DATA FOR THIS TASK:

↓↓↓

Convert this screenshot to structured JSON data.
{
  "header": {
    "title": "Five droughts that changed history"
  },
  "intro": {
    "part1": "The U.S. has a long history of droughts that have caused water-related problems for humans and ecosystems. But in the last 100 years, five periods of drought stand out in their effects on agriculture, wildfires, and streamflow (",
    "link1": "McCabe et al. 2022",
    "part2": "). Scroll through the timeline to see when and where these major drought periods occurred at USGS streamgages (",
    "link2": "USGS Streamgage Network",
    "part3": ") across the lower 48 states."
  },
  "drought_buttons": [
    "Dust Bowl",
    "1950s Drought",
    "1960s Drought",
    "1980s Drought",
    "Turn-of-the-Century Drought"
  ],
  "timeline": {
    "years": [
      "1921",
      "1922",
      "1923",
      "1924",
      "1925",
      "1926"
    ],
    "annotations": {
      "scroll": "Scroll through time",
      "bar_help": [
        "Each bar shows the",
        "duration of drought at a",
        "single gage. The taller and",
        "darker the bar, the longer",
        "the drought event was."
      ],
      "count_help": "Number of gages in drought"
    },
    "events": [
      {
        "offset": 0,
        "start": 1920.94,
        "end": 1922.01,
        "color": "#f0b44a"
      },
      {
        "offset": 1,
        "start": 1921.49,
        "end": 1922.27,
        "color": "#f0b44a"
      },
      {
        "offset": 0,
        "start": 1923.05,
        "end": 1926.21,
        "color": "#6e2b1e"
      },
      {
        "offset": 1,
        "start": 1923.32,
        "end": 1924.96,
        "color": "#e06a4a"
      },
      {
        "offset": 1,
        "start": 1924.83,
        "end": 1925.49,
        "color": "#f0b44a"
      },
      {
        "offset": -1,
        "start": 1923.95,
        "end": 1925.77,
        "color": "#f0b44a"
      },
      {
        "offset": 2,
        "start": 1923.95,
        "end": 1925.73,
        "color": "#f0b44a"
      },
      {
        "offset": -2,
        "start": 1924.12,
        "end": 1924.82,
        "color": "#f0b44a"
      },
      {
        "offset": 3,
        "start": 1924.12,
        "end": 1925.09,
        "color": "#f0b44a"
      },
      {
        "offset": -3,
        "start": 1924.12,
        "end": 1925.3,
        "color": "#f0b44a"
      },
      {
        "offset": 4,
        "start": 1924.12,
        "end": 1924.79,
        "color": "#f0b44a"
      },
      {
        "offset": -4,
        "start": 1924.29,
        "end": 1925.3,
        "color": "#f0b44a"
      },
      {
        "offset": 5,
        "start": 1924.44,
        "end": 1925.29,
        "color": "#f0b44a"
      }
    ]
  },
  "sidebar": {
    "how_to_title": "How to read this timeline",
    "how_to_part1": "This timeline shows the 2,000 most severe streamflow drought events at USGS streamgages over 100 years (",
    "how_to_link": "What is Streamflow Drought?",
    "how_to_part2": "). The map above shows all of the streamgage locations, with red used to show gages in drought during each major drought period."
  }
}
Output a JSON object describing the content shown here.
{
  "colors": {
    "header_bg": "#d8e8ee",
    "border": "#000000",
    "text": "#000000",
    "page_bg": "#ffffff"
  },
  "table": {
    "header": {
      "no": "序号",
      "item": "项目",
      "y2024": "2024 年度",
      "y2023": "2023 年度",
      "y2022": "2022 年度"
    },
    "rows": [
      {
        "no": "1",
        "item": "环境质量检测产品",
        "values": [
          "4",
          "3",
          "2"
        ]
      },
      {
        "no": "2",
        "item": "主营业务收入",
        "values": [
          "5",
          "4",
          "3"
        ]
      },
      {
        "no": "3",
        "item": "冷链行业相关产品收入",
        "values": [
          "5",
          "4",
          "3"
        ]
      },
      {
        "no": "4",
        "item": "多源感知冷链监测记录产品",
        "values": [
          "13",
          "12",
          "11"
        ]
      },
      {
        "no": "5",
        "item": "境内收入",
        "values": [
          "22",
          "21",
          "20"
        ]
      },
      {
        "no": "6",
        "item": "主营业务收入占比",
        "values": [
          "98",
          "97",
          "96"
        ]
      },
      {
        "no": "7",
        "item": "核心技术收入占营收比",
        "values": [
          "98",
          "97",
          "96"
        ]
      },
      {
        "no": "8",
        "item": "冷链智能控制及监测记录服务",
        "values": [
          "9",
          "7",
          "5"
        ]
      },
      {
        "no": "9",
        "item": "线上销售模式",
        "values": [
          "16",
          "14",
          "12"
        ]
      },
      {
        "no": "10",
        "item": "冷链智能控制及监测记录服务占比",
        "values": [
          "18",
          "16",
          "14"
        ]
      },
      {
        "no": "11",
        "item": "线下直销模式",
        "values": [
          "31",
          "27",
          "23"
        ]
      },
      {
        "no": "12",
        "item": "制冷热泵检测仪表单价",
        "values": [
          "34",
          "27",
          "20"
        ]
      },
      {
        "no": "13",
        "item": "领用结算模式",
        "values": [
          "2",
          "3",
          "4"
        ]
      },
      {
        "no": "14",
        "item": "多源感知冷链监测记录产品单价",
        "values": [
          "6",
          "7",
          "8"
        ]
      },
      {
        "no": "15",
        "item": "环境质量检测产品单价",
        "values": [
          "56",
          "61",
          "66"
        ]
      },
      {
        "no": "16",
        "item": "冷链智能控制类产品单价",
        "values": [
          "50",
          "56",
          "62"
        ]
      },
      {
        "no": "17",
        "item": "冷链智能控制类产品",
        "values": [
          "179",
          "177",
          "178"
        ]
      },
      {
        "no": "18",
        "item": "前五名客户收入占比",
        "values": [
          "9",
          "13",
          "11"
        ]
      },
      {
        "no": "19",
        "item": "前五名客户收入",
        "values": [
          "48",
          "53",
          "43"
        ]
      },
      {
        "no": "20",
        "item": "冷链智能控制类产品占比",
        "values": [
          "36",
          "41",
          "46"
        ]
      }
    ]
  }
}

↑↑↑

REQUIRED TASK: All lines above with "Scroll" in them should be returned.

TASK OUTPUT:
    "part2": "). Scroll through the timeline to see when and where these major drought periods occurred at USGS streamgages (",
      "scroll": "Scroll through time",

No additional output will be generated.